[Data entries]

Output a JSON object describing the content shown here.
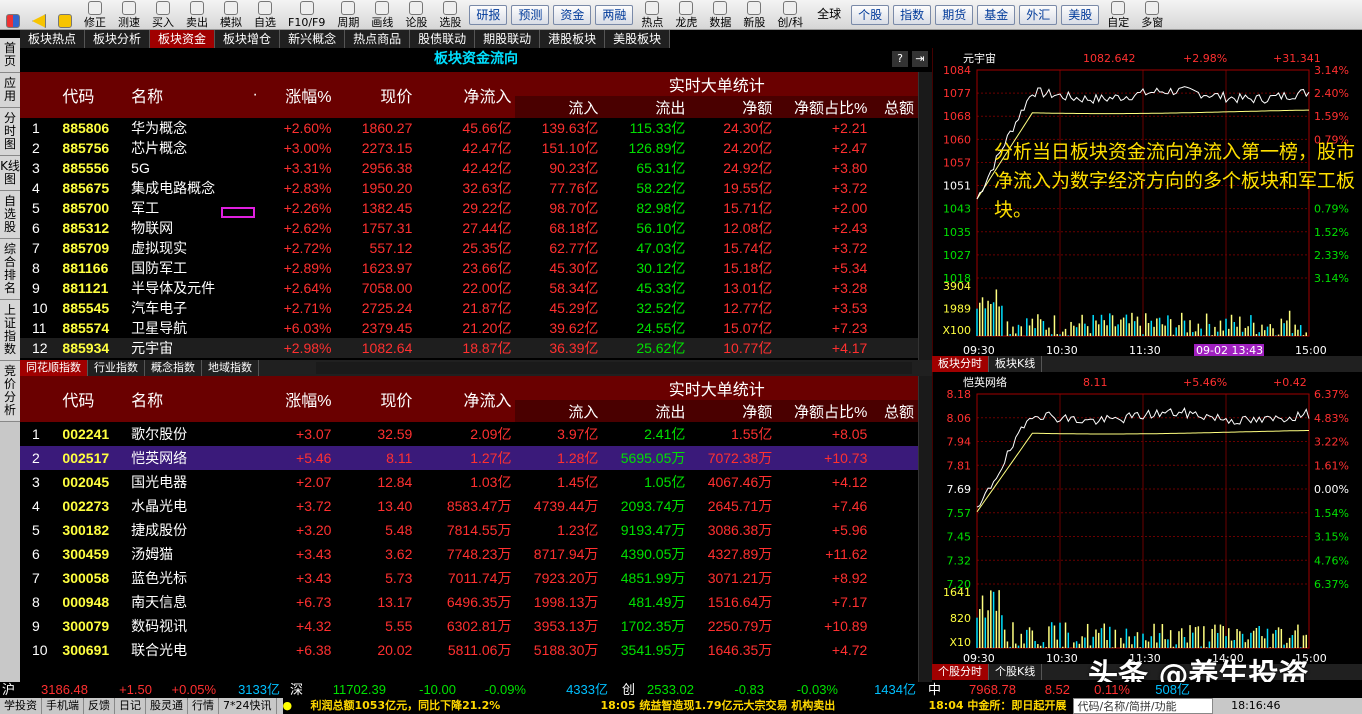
{
  "toolbar": {
    "items": [
      "修正",
      "测速",
      "买入",
      "卖出",
      "模拟",
      "自选",
      "F10/F9",
      "周期",
      "画线",
      "论股",
      "选股"
    ],
    "buttons": [
      "研报",
      "预测",
      "资金",
      "两融"
    ],
    "items2": [
      "热点",
      "龙虎",
      "数据",
      "新股",
      "创/科"
    ],
    "buttons2": [
      "全球",
      "个股",
      "指数",
      "期货",
      "基金",
      "外汇",
      "美股"
    ],
    "items3": [
      "自定",
      "多窗"
    ]
  },
  "tabs": [
    "板块热点",
    "板块分析",
    "板块资金",
    "板块增仓",
    "新兴概念",
    "热点商品",
    "股债联动",
    "期股联动",
    "港股板块",
    "美股板块"
  ],
  "active_tab": "板块资金",
  "sidebar": [
    "首页",
    "应用",
    "分时图",
    "K线图",
    "自选股",
    "综合排名",
    "上证指数",
    "竞价分析"
  ],
  "upper": {
    "title": "板块资金流向",
    "headers": {
      "code": "代码",
      "name": "名称",
      "dot": "·",
      "chg": "涨幅%",
      "price": "现价",
      "net": "净流入",
      "realtime": "实时大单统计",
      "in": "流入",
      "out": "流出",
      "netamt": "净额",
      "ratio": "净额占比%",
      "total": "总额"
    },
    "rows": [
      [
        "1",
        "885806",
        "华为概念",
        "+2.60%",
        "1860.27",
        "45.66亿",
        "139.63亿",
        "115.33亿",
        "24.30亿",
        "+2.21"
      ],
      [
        "2",
        "885756",
        "芯片概念",
        "+3.00%",
        "2273.15",
        "42.47亿",
        "151.10亿",
        "126.89亿",
        "24.20亿",
        "+2.47"
      ],
      [
        "3",
        "885556",
        "5G",
        "+3.31%",
        "2956.38",
        "42.42亿",
        "90.23亿",
        "65.31亿",
        "24.92亿",
        "+3.80"
      ],
      [
        "4",
        "885675",
        "集成电路概念",
        "+2.83%",
        "1950.20",
        "32.63亿",
        "77.76亿",
        "58.22亿",
        "19.55亿",
        "+3.72"
      ],
      [
        "5",
        "885700",
        "军工",
        "+2.26%",
        "1382.45",
        "29.22亿",
        "98.70亿",
        "82.98亿",
        "15.71亿",
        "+2.00"
      ],
      [
        "6",
        "885312",
        "物联网",
        "+2.62%",
        "1757.31",
        "27.44亿",
        "68.18亿",
        "56.10亿",
        "12.08亿",
        "+2.43"
      ],
      [
        "7",
        "885709",
        "虚拟现实",
        "+2.72%",
        "557.12",
        "25.35亿",
        "62.77亿",
        "47.03亿",
        "15.74亿",
        "+3.72"
      ],
      [
        "8",
        "881166",
        "国防军工",
        "+2.89%",
        "1623.97",
        "23.66亿",
        "45.30亿",
        "30.12亿",
        "15.18亿",
        "+5.34"
      ],
      [
        "9",
        "881121",
        "半导体及元件",
        "+2.64%",
        "7058.00",
        "22.00亿",
        "58.34亿",
        "45.33亿",
        "13.01亿",
        "+3.28"
      ],
      [
        "10",
        "885545",
        "汽车电子",
        "+2.71%",
        "2725.24",
        "21.87亿",
        "45.29亿",
        "32.52亿",
        "12.77亿",
        "+3.53"
      ],
      [
        "11",
        "885574",
        "卫星导航",
        "+6.03%",
        "2379.45",
        "21.20亿",
        "39.62亿",
        "24.55亿",
        "15.07亿",
        "+7.23"
      ],
      [
        "12",
        "885934",
        "元宇宙",
        "+2.98%",
        "1082.64",
        "18.87亿",
        "36.39亿",
        "25.62亿",
        "10.77亿",
        "+4.17"
      ]
    ]
  },
  "bottom_tabs": [
    "同花顺指数",
    "行业指数",
    "概念指数",
    "地域指数"
  ],
  "lower": {
    "headers": {
      "code": "代码",
      "name": "名称",
      "chg": "涨幅%",
      "price": "现价",
      "net": "净流入",
      "realtime": "实时大单统计",
      "in": "流入",
      "out": "流出",
      "netamt": "净额",
      "ratio": "净额占比%",
      "total": "总额"
    },
    "rows": [
      [
        "1",
        "002241",
        "歌尔股份",
        "+3.07",
        "32.59",
        "2.09亿",
        "3.97亿",
        "2.41亿",
        "1.55亿",
        "+8.05"
      ],
      [
        "2",
        "002517",
        "恺英网络",
        "+5.46",
        "8.11",
        "1.27亿",
        "1.28亿",
        "5695.05万",
        "7072.38万",
        "+10.73"
      ],
      [
        "3",
        "002045",
        "国光电器",
        "+2.07",
        "12.84",
        "1.03亿",
        "1.45亿",
        "1.05亿",
        "4067.46万",
        "+4.12"
      ],
      [
        "4",
        "002273",
        "水晶光电",
        "+3.72",
        "13.40",
        "8583.47万",
        "4739.44万",
        "2093.74万",
        "2645.71万",
        "+7.46"
      ],
      [
        "5",
        "300182",
        "捷成股份",
        "+3.20",
        "5.48",
        "7814.55万",
        "1.23亿",
        "9193.47万",
        "3086.38万",
        "+5.96"
      ],
      [
        "6",
        "300459",
        "汤姆猫",
        "+3.43",
        "3.62",
        "7748.23万",
        "8717.94万",
        "4390.05万",
        "4327.89万",
        "+11.62"
      ],
      [
        "7",
        "300058",
        "蓝色光标",
        "+3.43",
        "5.73",
        "7011.74万",
        "7923.20万",
        "4851.99万",
        "3071.21万",
        "+8.92"
      ],
      [
        "8",
        "000948",
        "南天信息",
        "+6.73",
        "13.17",
        "6496.35万",
        "1998.13万",
        "481.49万",
        "1516.64万",
        "+7.17"
      ],
      [
        "9",
        "300079",
        "数码视讯",
        "+4.32",
        "5.55",
        "6302.81万",
        "3953.13万",
        "1702.35万",
        "2250.79万",
        "+10.89"
      ],
      [
        "10",
        "300691",
        "联合光电",
        "+6.38",
        "20.02",
        "5811.06万",
        "5188.30万",
        "3541.95万",
        "1646.35万",
        "+4.72"
      ]
    ]
  },
  "chart_top": {
    "name": "元宇宙",
    "price": "1082.642",
    "pct": "+2.98%",
    "chg": "+31.341",
    "left_ticks": [
      "1084",
      "1077",
      "1068",
      "1060",
      "1057",
      "1051",
      "1043",
      "1035",
      "1027",
      "1018"
    ],
    "right_ticks": [
      "3.14%",
      "2.40%",
      "1.59%",
      "0.79%",
      "",
      "",
      "0.79%",
      "1.52%",
      "2.33%",
      "3.14%"
    ],
    "vol_ticks": [
      "3904",
      "1989",
      "X100"
    ],
    "time_ticks": [
      "09:30",
      "10:30",
      "11:30",
      "09-02 13:43",
      "15:00"
    ],
    "tabs": [
      "板块分时",
      "板块K线"
    ]
  },
  "chart_bottom": {
    "name": "恺英网络",
    "price": "8.11",
    "pct": "+5.46%",
    "chg": "+0.42",
    "left_ticks": [
      "8.18",
      "8.06",
      "7.94",
      "7.81",
      "7.69",
      "7.57",
      "7.45",
      "7.32",
      "7.20"
    ],
    "right_ticks": [
      "6.37%",
      "4.83%",
      "3.22%",
      "1.61%",
      "0.00%",
      "1.54%",
      "3.15%",
      "4.76%",
      "6.37%"
    ],
    "vol_ticks": [
      "1641",
      "820",
      "X10"
    ],
    "time_ticks": [
      "09:30",
      "10:30",
      "11:30",
      "14:00",
      "15:00"
    ],
    "tabs": [
      "个股分时",
      "个股K线"
    ]
  },
  "annotation": "分析当日板块资金流向净流入第一榜，股市净流入为数字经济方向的多个板块和军工板块。",
  "watermark": "头条 @养生投资",
  "ticker": {
    "sh_label": "沪",
    "sh": "3186.48",
    "sh_chg": "+1.50",
    "sh_pct": "+0.05%",
    "sh_amt": "3133亿",
    "sz_label": "深",
    "sz": "11702.39",
    "sz_chg": "-10.00",
    "sz_pct": "-0.09%",
    "sz_amt": "4333亿",
    "cy_label": "创",
    "cy": "2533.02",
    "cy_chg": "-0.83",
    "cy_pct": "-0.03%",
    "cy_amt": "1434亿",
    "zz_label": "中",
    "zz": "7968.78",
    "zz_chg": "8.52",
    "zz_pct": "0.11%",
    "zz_amt": "508亿"
  },
  "status": {
    "items": [
      "学投资",
      "手机端",
      "反馈",
      "日记",
      "股灵通",
      "行情",
      "7*24快讯"
    ],
    "news1": "利润总额1053亿元，同比下降21.2%",
    "news2": "18:05 统益智造现1.79亿元大宗交易 机构卖出",
    "news3": "18:04 中金所：即日起开展",
    "search": "代码/名称/简拼/功能",
    "time": "18:16:46"
  }
}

Problem details
Using the material above, count the lines containing the word "price". Reply with the number alone.

Response to this task
4